What you should do
Set out each line from the following listing that includes the word "LIVE".

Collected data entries
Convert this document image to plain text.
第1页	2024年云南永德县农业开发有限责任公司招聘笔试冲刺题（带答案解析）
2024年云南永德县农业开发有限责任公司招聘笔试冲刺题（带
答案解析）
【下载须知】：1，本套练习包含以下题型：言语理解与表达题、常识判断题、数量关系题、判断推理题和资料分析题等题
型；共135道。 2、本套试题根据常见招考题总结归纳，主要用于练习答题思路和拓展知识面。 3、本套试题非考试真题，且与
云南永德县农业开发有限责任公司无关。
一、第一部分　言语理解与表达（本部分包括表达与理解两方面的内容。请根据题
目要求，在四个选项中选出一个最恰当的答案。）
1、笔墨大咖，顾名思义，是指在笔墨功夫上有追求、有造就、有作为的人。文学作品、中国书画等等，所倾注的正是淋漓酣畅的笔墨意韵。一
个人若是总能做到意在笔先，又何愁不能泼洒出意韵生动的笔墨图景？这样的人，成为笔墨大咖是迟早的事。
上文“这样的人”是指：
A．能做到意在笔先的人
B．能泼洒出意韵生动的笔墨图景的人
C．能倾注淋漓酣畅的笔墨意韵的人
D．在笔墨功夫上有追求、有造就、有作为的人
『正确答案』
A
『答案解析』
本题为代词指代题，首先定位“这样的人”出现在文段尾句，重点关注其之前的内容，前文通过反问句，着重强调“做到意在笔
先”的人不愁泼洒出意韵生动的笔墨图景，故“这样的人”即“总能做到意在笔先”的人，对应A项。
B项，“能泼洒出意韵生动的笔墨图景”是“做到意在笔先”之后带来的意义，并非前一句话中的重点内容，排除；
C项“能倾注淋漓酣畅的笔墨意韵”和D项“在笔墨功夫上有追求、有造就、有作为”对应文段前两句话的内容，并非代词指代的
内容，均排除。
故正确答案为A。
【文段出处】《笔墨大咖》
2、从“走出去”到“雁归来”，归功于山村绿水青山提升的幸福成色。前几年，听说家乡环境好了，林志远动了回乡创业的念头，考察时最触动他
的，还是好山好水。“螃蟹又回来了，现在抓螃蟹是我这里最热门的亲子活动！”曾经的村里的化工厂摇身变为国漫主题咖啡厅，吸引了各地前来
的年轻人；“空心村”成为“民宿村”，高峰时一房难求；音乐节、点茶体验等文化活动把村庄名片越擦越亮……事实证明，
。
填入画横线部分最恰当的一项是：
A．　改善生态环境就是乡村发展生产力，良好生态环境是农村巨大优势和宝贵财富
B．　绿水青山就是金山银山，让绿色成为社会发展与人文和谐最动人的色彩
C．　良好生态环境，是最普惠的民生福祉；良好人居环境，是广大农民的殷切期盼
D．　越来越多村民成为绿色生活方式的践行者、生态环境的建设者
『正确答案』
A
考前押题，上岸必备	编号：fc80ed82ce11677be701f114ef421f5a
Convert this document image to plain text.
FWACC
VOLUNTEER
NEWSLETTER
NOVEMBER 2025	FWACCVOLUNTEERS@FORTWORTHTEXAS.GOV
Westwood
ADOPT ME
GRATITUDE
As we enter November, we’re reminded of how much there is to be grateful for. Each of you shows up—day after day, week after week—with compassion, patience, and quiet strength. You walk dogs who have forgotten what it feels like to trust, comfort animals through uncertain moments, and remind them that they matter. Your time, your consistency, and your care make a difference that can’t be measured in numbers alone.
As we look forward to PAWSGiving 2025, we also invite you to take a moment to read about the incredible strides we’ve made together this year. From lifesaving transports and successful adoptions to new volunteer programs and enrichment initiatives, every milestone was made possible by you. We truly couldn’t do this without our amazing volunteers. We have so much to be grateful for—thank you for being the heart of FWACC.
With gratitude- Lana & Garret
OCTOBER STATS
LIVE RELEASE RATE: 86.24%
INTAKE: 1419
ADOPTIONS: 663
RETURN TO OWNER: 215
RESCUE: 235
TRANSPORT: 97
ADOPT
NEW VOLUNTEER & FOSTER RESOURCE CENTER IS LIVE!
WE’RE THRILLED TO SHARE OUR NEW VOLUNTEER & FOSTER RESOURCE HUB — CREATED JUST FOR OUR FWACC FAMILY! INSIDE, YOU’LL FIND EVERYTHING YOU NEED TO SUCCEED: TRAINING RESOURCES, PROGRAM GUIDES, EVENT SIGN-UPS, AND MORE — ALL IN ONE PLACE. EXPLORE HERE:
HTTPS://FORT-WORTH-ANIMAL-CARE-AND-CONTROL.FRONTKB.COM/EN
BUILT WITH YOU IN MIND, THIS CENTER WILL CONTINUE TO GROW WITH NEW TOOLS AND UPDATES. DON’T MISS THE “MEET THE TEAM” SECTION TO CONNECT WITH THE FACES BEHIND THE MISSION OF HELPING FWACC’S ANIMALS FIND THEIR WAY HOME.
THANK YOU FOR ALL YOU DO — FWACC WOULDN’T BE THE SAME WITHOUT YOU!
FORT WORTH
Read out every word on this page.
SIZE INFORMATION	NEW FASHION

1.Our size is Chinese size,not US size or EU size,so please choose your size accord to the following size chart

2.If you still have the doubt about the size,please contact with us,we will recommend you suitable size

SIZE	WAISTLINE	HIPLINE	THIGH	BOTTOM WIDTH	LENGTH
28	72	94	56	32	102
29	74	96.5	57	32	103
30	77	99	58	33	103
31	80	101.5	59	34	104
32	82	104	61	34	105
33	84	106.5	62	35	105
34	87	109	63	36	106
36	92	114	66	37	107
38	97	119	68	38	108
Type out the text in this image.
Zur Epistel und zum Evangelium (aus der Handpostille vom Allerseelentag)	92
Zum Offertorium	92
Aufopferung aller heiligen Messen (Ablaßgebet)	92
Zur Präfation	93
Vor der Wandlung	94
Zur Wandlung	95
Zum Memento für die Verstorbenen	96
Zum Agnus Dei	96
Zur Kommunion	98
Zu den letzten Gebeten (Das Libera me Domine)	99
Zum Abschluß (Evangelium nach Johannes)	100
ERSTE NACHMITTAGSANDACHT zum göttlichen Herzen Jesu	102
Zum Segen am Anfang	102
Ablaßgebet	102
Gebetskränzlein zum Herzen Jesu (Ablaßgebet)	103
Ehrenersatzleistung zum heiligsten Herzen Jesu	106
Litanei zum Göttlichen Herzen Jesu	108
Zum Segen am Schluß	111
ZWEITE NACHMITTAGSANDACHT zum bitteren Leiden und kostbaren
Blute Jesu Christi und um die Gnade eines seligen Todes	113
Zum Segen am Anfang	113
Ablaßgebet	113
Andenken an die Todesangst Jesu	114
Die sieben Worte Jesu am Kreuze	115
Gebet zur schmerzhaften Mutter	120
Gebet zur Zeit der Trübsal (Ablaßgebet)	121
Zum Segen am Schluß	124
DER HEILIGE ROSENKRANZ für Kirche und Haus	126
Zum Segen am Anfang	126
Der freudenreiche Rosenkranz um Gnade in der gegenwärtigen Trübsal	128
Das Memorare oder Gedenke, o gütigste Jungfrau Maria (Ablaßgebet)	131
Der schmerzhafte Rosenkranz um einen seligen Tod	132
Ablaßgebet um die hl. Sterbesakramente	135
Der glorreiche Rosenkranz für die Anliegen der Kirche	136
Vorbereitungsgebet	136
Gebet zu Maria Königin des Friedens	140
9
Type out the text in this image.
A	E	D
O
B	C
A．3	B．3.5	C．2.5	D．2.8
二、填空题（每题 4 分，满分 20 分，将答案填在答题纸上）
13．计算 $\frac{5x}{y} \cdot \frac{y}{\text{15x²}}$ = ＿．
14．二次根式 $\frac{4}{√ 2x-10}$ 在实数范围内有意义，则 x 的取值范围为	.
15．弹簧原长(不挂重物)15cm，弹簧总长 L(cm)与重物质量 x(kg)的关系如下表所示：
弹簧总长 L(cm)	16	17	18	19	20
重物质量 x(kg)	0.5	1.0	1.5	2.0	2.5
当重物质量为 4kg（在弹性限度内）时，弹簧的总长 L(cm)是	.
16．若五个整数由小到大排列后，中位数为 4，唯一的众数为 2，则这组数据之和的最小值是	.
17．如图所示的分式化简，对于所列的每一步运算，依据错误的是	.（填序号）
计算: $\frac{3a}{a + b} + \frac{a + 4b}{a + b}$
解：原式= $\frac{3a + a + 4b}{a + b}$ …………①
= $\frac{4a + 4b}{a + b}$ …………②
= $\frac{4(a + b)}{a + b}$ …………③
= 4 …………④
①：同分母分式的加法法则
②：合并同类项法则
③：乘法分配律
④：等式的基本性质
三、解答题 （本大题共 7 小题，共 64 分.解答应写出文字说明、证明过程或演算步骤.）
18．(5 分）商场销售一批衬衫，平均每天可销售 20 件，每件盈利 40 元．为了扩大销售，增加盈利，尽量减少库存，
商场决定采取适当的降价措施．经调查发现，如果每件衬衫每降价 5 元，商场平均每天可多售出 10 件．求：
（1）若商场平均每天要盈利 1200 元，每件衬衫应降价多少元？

Reply to the exercise
LIVE RELEASE RATE: 86.24%
NEW VOLUNTEER & FOSTER RESOURCE CENTER IS LIVE!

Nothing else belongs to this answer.